-- INSTRUCTIONS TO FOLLOW --
Work out how many lines of the listing hold the string "JSON", then answer with that number and nothing else.

-- EXERCISE INPUT --
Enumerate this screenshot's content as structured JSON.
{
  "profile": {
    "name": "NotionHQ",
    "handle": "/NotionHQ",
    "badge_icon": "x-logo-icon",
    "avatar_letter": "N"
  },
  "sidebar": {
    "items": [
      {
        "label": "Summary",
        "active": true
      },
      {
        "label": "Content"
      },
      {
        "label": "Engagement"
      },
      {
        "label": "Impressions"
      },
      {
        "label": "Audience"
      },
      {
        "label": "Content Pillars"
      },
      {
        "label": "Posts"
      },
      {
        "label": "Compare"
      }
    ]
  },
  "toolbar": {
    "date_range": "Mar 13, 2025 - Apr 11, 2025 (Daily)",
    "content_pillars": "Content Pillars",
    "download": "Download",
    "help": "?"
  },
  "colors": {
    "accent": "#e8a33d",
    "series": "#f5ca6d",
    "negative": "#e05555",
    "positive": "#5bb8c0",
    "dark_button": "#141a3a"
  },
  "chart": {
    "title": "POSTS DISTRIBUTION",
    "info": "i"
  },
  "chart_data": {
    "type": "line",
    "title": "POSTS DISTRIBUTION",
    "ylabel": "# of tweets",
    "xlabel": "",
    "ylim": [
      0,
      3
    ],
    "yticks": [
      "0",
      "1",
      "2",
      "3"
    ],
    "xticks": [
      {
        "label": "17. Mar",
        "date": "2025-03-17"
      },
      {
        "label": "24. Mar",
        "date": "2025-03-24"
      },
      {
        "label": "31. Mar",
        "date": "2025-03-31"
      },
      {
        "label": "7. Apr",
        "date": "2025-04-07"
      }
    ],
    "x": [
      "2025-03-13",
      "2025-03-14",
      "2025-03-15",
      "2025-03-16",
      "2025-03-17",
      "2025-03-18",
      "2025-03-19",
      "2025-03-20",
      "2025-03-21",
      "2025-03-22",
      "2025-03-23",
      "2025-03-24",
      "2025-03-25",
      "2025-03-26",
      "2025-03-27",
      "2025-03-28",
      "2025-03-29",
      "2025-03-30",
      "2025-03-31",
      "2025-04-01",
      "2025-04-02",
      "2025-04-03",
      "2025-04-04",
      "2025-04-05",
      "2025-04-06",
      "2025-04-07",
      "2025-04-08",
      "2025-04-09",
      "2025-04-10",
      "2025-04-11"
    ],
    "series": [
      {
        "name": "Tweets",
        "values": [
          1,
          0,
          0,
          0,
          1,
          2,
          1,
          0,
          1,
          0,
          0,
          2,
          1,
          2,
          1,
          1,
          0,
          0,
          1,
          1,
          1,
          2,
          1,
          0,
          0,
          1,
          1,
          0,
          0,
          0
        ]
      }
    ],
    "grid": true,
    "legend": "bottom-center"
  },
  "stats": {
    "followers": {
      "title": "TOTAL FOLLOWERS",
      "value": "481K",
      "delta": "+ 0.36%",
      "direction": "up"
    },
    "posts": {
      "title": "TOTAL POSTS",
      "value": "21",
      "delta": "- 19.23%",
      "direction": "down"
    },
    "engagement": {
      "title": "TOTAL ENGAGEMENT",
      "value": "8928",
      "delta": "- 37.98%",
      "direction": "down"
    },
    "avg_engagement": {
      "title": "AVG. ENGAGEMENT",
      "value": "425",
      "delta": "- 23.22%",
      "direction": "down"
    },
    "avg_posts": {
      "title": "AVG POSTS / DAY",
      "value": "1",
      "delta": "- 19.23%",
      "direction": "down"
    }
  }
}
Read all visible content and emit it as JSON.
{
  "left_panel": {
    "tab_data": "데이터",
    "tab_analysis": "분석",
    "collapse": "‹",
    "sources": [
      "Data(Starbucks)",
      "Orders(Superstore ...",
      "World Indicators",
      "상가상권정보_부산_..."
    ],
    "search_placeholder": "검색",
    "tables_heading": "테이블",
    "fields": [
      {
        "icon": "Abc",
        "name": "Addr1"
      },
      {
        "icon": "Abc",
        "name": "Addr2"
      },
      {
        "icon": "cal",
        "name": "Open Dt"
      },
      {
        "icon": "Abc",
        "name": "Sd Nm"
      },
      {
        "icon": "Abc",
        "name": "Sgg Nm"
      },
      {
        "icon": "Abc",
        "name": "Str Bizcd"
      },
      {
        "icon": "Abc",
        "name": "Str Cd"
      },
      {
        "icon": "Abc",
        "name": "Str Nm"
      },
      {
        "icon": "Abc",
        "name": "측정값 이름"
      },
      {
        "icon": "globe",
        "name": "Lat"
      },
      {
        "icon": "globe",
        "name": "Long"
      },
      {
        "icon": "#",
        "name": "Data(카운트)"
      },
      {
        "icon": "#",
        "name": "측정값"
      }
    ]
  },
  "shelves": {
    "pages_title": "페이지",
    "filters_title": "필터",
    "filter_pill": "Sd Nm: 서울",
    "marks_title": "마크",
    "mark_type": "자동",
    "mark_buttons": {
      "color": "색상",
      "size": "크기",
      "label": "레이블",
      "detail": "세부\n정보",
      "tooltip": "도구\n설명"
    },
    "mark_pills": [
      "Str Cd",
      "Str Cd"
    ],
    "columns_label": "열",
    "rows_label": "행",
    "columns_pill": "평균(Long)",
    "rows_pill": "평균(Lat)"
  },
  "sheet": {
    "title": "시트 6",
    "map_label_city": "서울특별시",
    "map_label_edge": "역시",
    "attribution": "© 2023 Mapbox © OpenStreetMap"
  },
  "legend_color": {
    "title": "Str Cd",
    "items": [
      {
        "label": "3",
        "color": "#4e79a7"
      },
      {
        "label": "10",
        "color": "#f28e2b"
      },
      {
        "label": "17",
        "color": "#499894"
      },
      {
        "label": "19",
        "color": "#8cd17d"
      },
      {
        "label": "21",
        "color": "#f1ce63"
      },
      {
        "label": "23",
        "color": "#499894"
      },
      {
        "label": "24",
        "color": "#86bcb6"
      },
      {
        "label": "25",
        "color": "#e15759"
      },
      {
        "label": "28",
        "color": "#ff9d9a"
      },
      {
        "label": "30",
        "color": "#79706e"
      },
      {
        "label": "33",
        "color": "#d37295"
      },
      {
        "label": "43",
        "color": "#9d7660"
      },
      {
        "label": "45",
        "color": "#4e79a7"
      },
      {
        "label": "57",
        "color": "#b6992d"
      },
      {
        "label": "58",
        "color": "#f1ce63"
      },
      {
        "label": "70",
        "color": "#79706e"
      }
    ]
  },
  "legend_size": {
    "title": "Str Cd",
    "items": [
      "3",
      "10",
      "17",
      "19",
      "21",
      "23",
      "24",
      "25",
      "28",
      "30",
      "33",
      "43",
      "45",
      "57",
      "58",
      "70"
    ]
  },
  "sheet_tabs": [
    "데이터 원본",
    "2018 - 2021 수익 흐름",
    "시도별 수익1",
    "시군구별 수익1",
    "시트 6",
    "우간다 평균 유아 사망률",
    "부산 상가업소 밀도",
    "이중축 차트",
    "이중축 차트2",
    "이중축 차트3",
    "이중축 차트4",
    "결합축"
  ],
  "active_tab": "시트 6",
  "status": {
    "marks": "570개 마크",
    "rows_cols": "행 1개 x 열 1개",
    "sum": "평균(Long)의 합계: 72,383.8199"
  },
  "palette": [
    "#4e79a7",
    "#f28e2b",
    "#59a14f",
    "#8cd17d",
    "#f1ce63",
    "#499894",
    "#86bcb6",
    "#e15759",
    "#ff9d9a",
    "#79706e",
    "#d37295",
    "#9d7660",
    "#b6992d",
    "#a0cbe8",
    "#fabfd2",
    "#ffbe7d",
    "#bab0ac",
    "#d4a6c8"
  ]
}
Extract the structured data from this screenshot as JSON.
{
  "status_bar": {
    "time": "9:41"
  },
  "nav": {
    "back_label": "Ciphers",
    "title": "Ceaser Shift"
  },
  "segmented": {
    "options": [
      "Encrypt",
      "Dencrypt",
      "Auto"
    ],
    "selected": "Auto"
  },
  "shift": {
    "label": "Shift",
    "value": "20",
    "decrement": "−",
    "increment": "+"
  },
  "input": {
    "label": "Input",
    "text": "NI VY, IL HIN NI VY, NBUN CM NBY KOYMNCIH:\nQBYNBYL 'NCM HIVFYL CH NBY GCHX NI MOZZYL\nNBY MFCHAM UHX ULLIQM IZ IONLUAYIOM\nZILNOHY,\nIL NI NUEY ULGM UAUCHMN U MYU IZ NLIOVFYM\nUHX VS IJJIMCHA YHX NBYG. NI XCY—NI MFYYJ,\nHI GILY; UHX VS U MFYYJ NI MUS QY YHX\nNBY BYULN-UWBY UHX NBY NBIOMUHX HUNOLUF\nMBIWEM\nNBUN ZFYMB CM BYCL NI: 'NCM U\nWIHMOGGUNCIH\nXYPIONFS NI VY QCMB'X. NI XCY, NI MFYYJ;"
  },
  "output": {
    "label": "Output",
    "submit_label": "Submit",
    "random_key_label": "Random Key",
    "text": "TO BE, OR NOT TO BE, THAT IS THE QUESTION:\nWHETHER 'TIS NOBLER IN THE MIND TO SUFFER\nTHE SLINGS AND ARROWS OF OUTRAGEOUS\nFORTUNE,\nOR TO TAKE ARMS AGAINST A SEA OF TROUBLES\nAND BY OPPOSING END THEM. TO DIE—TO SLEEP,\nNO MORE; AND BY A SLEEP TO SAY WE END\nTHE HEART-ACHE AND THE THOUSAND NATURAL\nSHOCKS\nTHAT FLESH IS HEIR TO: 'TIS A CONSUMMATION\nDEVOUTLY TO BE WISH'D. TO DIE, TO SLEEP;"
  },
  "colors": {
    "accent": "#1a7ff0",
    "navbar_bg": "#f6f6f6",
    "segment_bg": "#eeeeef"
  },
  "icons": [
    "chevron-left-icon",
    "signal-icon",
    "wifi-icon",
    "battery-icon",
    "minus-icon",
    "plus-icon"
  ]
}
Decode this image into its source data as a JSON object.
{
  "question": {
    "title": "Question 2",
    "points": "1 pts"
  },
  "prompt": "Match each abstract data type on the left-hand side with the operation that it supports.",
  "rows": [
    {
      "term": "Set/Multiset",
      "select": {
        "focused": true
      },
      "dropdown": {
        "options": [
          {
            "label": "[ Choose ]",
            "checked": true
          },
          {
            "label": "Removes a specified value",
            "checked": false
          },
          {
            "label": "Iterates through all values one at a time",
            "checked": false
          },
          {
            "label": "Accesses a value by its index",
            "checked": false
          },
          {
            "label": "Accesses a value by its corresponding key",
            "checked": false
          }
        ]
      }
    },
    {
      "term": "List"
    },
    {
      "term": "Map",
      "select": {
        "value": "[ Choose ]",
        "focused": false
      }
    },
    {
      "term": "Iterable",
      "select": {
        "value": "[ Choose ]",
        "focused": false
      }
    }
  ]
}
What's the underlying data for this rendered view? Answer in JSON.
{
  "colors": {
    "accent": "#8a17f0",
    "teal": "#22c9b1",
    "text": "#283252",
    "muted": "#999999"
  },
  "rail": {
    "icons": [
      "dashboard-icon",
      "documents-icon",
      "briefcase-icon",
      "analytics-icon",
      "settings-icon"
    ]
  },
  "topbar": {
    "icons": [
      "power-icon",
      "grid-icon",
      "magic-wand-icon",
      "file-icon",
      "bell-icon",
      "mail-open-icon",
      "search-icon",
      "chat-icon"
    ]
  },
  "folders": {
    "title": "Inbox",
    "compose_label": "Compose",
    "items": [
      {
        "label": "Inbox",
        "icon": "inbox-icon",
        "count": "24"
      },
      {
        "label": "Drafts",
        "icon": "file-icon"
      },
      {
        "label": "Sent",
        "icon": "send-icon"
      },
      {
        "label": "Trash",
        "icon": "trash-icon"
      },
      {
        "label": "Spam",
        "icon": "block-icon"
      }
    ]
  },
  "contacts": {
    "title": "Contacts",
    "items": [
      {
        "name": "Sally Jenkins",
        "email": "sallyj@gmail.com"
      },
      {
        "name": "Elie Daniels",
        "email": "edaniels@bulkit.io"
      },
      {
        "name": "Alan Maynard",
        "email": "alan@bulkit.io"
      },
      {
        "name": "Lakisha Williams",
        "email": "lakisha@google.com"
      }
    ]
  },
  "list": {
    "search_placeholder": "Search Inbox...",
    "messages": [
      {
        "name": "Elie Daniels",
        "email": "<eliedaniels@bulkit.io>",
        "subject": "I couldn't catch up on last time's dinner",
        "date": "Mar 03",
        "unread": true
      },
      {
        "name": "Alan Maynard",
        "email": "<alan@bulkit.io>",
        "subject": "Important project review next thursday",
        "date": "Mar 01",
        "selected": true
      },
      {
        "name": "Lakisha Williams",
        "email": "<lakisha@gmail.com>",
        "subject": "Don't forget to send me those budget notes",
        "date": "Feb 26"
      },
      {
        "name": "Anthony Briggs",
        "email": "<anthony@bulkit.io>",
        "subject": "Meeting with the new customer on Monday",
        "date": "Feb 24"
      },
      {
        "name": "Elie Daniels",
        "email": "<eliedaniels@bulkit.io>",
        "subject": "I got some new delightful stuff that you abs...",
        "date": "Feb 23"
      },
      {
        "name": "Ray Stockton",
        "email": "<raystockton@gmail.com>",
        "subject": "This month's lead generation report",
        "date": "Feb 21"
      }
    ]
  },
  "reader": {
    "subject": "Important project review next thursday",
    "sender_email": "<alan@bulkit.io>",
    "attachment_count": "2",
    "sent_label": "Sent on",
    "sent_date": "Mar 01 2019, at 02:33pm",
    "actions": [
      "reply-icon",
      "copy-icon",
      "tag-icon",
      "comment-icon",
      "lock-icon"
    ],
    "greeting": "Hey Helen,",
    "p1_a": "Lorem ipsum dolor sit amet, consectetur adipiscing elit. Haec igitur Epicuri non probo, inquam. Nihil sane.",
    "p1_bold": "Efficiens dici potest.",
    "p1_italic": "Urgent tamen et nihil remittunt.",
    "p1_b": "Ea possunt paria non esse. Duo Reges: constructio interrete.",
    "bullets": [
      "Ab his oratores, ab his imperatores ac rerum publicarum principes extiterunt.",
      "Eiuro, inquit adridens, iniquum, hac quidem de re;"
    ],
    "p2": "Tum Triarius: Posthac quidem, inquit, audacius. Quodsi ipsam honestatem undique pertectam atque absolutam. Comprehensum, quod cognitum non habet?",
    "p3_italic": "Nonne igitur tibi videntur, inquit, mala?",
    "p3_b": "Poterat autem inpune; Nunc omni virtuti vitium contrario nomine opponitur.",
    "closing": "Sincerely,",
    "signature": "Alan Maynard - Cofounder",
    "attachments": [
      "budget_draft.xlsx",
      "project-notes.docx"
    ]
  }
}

-- RESPONSE BELOW --
5